# Start of Items
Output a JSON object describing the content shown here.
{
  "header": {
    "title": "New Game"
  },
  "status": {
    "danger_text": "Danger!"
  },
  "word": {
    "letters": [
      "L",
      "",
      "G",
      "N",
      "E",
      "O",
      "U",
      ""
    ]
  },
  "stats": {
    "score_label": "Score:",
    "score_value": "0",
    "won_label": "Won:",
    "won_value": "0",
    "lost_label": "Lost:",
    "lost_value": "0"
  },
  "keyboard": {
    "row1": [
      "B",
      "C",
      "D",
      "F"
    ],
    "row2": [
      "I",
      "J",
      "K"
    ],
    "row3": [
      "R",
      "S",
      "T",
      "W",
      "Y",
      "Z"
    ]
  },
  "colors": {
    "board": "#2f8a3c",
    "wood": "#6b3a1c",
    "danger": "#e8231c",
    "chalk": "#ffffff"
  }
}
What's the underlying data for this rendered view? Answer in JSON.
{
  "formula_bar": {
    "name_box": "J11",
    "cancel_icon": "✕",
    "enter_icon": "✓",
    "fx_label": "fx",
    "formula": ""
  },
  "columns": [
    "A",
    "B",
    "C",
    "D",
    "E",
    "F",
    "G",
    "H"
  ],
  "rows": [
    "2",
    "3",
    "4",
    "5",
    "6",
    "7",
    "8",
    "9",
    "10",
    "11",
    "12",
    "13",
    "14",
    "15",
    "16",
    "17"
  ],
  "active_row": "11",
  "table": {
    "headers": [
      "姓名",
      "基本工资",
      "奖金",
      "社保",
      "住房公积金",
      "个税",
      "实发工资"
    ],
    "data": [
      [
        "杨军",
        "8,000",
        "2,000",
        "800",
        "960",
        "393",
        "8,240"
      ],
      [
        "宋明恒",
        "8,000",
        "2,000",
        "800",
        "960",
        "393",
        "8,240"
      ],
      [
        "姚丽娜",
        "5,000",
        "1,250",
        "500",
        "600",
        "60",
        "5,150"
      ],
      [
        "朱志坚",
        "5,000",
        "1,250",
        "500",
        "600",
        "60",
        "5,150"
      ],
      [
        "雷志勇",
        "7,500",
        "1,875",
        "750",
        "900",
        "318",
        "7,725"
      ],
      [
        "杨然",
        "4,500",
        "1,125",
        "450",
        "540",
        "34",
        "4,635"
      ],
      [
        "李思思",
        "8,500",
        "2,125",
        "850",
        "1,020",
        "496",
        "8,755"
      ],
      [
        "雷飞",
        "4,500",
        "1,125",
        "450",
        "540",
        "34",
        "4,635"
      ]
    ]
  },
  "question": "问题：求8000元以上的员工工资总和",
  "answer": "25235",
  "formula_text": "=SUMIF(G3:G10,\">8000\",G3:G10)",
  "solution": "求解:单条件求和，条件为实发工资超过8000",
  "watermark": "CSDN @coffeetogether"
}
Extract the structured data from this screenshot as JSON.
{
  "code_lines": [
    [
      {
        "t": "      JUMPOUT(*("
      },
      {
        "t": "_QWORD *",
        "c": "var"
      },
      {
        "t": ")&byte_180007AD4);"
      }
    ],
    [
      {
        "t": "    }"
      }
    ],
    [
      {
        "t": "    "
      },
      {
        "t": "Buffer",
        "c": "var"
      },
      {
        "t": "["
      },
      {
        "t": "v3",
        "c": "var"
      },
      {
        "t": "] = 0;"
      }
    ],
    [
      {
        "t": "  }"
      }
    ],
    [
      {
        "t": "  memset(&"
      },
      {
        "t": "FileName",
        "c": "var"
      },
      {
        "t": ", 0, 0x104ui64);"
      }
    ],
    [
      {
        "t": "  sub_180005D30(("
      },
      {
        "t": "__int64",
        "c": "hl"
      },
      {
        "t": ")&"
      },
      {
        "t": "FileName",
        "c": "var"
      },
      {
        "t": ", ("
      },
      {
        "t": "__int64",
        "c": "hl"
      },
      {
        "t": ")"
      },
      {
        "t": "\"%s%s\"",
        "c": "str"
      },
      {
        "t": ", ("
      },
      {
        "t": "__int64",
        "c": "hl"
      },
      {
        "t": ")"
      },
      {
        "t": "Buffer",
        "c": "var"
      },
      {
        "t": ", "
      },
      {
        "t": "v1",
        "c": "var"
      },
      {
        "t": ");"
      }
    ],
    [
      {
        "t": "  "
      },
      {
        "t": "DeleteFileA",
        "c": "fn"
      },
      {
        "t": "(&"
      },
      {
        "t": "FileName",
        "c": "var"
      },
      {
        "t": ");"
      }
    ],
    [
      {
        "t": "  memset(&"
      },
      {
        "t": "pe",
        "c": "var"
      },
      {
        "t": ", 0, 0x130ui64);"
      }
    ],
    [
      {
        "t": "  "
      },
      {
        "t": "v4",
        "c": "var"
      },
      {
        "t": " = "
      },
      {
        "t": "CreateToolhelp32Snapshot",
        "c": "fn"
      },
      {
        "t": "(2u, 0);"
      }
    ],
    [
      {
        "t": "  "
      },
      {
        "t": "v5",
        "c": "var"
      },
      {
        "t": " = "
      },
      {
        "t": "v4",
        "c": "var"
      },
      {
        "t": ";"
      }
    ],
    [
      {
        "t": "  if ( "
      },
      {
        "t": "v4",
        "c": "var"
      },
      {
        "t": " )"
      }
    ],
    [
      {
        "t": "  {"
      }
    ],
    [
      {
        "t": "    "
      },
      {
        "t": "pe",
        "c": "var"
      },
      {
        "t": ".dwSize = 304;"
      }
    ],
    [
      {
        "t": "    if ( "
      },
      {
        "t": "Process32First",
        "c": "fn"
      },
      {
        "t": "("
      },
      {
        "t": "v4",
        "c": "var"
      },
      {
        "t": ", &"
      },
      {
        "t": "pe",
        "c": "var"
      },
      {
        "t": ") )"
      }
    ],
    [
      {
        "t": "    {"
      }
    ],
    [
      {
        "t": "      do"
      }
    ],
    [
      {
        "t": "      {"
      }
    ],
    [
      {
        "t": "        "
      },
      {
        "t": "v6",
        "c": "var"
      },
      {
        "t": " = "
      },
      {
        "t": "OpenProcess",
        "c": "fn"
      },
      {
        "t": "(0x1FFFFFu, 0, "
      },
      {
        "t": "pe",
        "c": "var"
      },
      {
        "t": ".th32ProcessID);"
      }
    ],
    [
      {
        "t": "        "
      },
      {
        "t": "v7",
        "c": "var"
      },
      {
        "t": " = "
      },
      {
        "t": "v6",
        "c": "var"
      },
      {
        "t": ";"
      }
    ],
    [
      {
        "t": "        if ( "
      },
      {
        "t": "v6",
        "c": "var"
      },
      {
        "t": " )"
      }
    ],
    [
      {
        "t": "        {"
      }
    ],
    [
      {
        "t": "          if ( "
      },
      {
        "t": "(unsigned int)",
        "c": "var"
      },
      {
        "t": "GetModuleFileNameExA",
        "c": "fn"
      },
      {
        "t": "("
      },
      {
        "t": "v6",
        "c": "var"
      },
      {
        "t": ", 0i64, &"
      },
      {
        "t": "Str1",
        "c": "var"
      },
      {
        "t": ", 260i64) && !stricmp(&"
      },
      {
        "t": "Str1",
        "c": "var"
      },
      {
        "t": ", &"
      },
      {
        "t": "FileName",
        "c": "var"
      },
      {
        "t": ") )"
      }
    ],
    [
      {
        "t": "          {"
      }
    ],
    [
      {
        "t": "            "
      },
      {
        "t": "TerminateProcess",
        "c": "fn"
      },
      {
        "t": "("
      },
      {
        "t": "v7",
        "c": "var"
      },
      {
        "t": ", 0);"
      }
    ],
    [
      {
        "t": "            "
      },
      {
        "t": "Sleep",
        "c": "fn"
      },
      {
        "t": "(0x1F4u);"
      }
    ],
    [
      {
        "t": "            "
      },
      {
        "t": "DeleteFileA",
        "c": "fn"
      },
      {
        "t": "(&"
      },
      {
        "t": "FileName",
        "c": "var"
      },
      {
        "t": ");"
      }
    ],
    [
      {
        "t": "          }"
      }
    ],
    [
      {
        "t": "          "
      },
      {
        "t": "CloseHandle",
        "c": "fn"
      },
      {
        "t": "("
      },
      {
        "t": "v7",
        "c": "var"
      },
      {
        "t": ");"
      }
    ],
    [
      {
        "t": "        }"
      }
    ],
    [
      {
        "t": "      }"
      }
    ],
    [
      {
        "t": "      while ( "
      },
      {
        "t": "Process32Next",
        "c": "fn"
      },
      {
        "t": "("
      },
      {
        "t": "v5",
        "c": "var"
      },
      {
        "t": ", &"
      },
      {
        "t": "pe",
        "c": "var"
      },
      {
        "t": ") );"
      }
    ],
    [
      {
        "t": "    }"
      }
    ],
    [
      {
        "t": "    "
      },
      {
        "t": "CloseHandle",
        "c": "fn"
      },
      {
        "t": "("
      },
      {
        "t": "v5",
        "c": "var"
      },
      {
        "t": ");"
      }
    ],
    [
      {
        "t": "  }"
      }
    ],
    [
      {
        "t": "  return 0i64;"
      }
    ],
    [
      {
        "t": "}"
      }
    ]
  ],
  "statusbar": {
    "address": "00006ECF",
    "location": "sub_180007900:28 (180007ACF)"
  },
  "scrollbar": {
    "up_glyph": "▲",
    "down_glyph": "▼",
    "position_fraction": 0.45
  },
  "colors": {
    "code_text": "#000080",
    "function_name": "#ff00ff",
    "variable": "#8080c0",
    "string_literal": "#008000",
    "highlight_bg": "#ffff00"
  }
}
# End of Items
**What the exercise asks**: Where a line of the material above holds the string "JSON", copy that line.

**Written answer**:
Output a JSON object describing the content shown here.
What's the underlying data for this rendered view? Answer in JSON.
Extract the structured data from this screenshot as JSON.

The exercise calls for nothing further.